Document extract:
Apify Proxy not working with https urls

I want to test the apify proxy and how it works to integrate it with my py code.
Running a very simple check I found it's not working with https urls. here's a snippet:

Plain Text

import asyncio, httpx
from apify import Actor
import dotenv

async def main():
    async with Actor:
        proxy_configuration = await Actor.create_proxy_configuration(
            password=dotenv.get_key('.env', 'APIFY_PROXY_PASSWORD'),
        )
        proxy_url = await proxy_configuration.new_url()
        proxies = {
            'http': proxy_url,
            'https': proxy_url,
        }
        async with httpx.AsyncClient(proxy=proxy_url) as client:
            for _ in range(3):
                response = await client.get('https://httpbin.org/ip')

Provided data:
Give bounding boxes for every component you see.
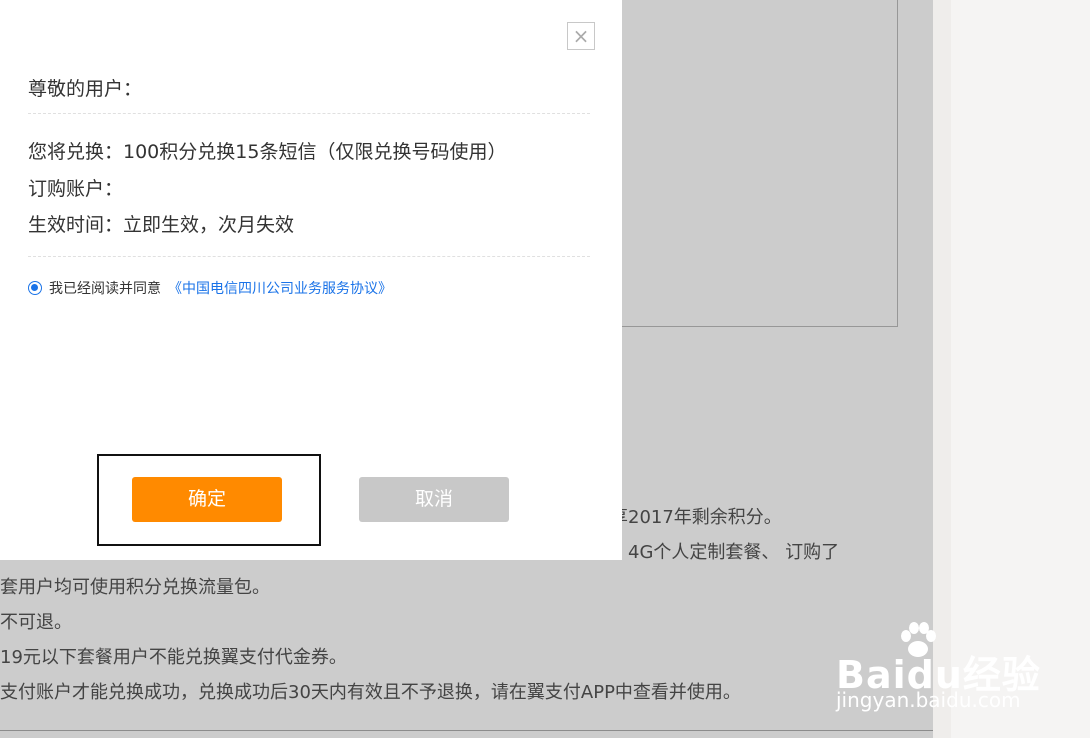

Set tasks:
(A) In the Apify proxy post, which URL does the code request inside its loop?
(B) Echo the Apify proxy post between "import asyncio, httpx" and "proxy_url = await proxy_configuration.new_url()", inclusive.
(C) Carry on the Apify proxy post from its last line.

Answers below:
(A) https://httpbin.org/ip

(B)
import asyncio, httpx
from apify import Actor
import dotenv

async def main():
    async with Actor:
        proxy_configuration = await Actor.create_proxy_configuration(
            password=dotenv.get_key('.env', 'APIFY_PROXY_PASSWORD'),
        )
        proxy_url = await proxy_configuration.new_url()

(C)
                if response.status_code == 200:
                    print(response.json())
                elif response:
                    print(response.text)

if __name__ == '__main__':
    asyncio.run(main())

giveing me a proxy error:

Plain Text

          raise mapped_exc(message) from exc
      httpx.ReadTimeout
[apify] INFO  Exiting Actor ({"exit_code": 91})

If i just only change the protocol to http://httpbin.org/ip it works.
Apify proxy should support https as stated on the site. Thanks in advance.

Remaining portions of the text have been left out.